Directions:
Copy every line of the records below word for word, leaving out the pictures.

== Dataset records ==

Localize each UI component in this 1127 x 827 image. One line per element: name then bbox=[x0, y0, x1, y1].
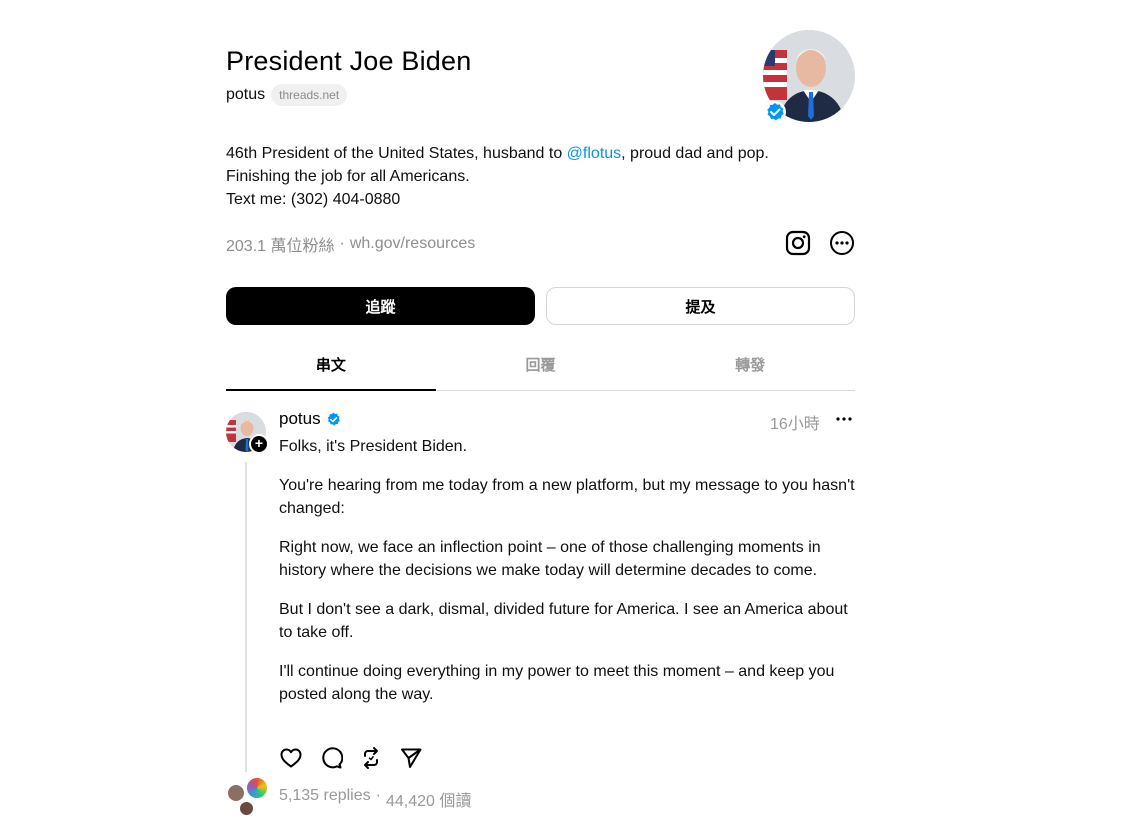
send-icon bbox=[401, 748, 422, 768]
post-body: Folks, it's President Biden. You're hear… bbox=[279, 435, 859, 722]
more-circle-icon[interactable] bbox=[829, 230, 855, 256]
reply-avatar bbox=[238, 800, 255, 817]
bio-line-2: Finishing the job for all Americans. bbox=[226, 168, 470, 185]
profile-meta: 203.1 萬位粉絲 · wh.gov/resources bbox=[226, 232, 475, 256]
stats-separator: · bbox=[375, 787, 381, 804]
comment-icon bbox=[322, 747, 343, 769]
handle-row: potus threads.net bbox=[226, 84, 348, 106]
profile-name: President Joe Biden bbox=[226, 46, 472, 76]
domain-chip[interactable]: threads.net bbox=[271, 84, 348, 106]
post-timestamp: 16小時 bbox=[770, 416, 820, 433]
reply-avatar bbox=[245, 776, 269, 800]
thread-line bbox=[245, 462, 247, 772]
flotus-link[interactable]: @flotus bbox=[567, 145, 621, 162]
meta-separator: · bbox=[339, 235, 345, 252]
tab-threads[interactable]: 串文 bbox=[226, 340, 436, 391]
post-paragraph: You're hearing from me today from a new … bbox=[279, 477, 855, 517]
post-username[interactable]: potus bbox=[279, 409, 321, 429]
repost-icon bbox=[364, 747, 378, 769]
profile-tabs: 串文 回覆 轉發 bbox=[226, 340, 855, 391]
post-paragraph: But I don't see a dark, dismal, divided … bbox=[279, 601, 848, 641]
followers-count[interactable]: 203.1 萬位粉絲 bbox=[226, 232, 335, 256]
bio-line-3: Text me: (302) 404-0880 bbox=[226, 191, 401, 208]
profile-handle: potus bbox=[226, 86, 266, 103]
post-paragraph: Folks, it's President Biden. bbox=[279, 438, 468, 455]
website-link[interactable]: wh.gov/resources bbox=[350, 235, 475, 253]
post-actions bbox=[279, 745, 439, 771]
share-button[interactable] bbox=[399, 745, 439, 771]
reply-button[interactable] bbox=[319, 745, 359, 771]
bio-text: , proud dad and pop. bbox=[621, 145, 769, 162]
follow-button[interactable]: 追蹤 bbox=[226, 287, 535, 325]
mention-button[interactable]: 提及 bbox=[546, 287, 855, 325]
views-count: 44,420 個讀 bbox=[385, 793, 472, 810]
replies-count[interactable]: 5,135 replies bbox=[279, 787, 371, 811]
tab-replies[interactable]: 回覆 bbox=[436, 340, 646, 390]
post-stats: 5,135 replies · 44,420 個讀 bbox=[279, 787, 471, 811]
post-paragraph: Right now, we face an inflection point –… bbox=[279, 539, 821, 579]
bio-text: 46th President of the United States, hus… bbox=[226, 145, 567, 162]
verified-badge-icon bbox=[327, 412, 340, 425]
tab-reposts[interactable]: 轉發 bbox=[645, 340, 855, 390]
post-paragraph: I'll continue doing everything in my pow… bbox=[279, 663, 835, 703]
bio-line-1: 46th President of the United States, hus… bbox=[226, 142, 769, 165]
more-icon[interactable] bbox=[835, 410, 853, 428]
like-button[interactable] bbox=[279, 745, 319, 771]
heart-icon bbox=[280, 748, 302, 768]
profile-bio: 46th President of the United States, hus… bbox=[226, 142, 769, 211]
verified-badge-icon bbox=[764, 101, 786, 123]
post-author: potus bbox=[279, 409, 341, 429]
reply-avatars[interactable] bbox=[226, 776, 274, 818]
follow-plus-icon[interactable]: + bbox=[249, 434, 269, 454]
instagram-icon[interactable] bbox=[785, 230, 811, 256]
repost-button[interactable] bbox=[359, 745, 399, 771]
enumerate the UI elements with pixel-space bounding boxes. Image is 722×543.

===

Answer to the task:
Localize each UI component in this 1127 x 827 image. One line per element: name then bbox=[x0, y0, x1, y1].
send-icon bbox=[401, 748, 422, 768]
post-body: Folks, it's President Biden. You're hear… bbox=[279, 435, 859, 722]
more-circle-icon[interactable] bbox=[829, 230, 855, 256]
reply-avatar bbox=[238, 800, 255, 817]
bio-line-2: Finishing the job for all Americans. bbox=[226, 168, 470, 185]
profile-meta: 203.1 萬位粉絲 · wh.gov/resources bbox=[226, 232, 475, 256]
stats-separator: · bbox=[375, 787, 381, 804]
comment-icon bbox=[322, 747, 343, 769]
handle-row: potus threads.net bbox=[226, 84, 348, 106]
profile-name: President Joe Biden bbox=[226, 46, 472, 76]
domain-chip[interactable]: threads.net bbox=[271, 84, 348, 106]
post-timestamp: 16小時 bbox=[770, 416, 820, 433]
reply-avatar bbox=[245, 776, 269, 800]
thread-line bbox=[245, 462, 247, 772]
flotus-link[interactable]: @flotus bbox=[567, 145, 621, 162]
meta-separator: · bbox=[339, 235, 345, 252]
tab-threads[interactable]: 串文 bbox=[226, 340, 436, 391]
post-paragraph: You're hearing from me today from a new … bbox=[279, 477, 855, 517]
post-username[interactable]: potus bbox=[279, 409, 321, 429]
repost-icon bbox=[364, 747, 378, 769]
profile-tabs: 串文 回覆 轉發 bbox=[226, 340, 855, 391]
post-paragraph: But I don't see a dark, dismal, divided … bbox=[279, 601, 848, 641]
followers-count[interactable]: 203.1 萬位粉絲 bbox=[226, 232, 335, 256]
bio-line-3: Text me: (302) 404-0880 bbox=[226, 191, 401, 208]
profile-handle: potus bbox=[226, 86, 266, 103]
post-paragraph: Folks, it's President Biden. bbox=[279, 438, 468, 455]
website-link[interactable]: wh.gov/resources bbox=[350, 235, 475, 253]
post-actions bbox=[279, 745, 439, 771]
share-button[interactable] bbox=[399, 745, 439, 771]
reply-button[interactable] bbox=[319, 745, 359, 771]
bio-text: , proud dad and pop. bbox=[621, 145, 769, 162]
follow-button[interactable]: 追蹤 bbox=[226, 287, 535, 325]
mention-button[interactable]: 提及 bbox=[546, 287, 855, 325]
views-count: 44,420 個讀 bbox=[385, 793, 472, 810]
replies-count[interactable]: 5,135 replies bbox=[279, 787, 371, 811]
tab-replies[interactable]: 回覆 bbox=[436, 340, 646, 390]
post-stats: 5,135 replies · 44,420 個讀 bbox=[279, 787, 471, 811]
post-paragraph: Right now, we face an inflection point –… bbox=[279, 539, 821, 579]
bio-text: 46th President of the United States, hus… bbox=[226, 145, 567, 162]
verified-badge-icon bbox=[327, 412, 340, 425]
tab-reposts[interactable]: 轉發 bbox=[645, 340, 855, 390]
post-paragraph: I'll continue doing everything in my pow… bbox=[279, 663, 835, 703]
bio-line-1: 46th President of the United States, hus… bbox=[226, 142, 769, 165]
more-icon[interactable] bbox=[835, 410, 853, 428]
like-button[interactable] bbox=[279, 745, 319, 771]
heart-icon bbox=[280, 748, 302, 768]
profile-bio: 46th President of the United States, hus… bbox=[226, 142, 769, 211]
verified-badge-icon bbox=[764, 101, 786, 123]
post-author: potus bbox=[279, 409, 341, 429]
reply-avatars[interactable] bbox=[226, 776, 274, 818]
follow-plus-icon[interactable]: + bbox=[249, 434, 269, 454]
instagram-icon[interactable] bbox=[785, 230, 811, 256]
repost-button[interactable] bbox=[359, 745, 399, 771]
enumerate the UI elements with pixel-space bounding boxes. Image is 722×543.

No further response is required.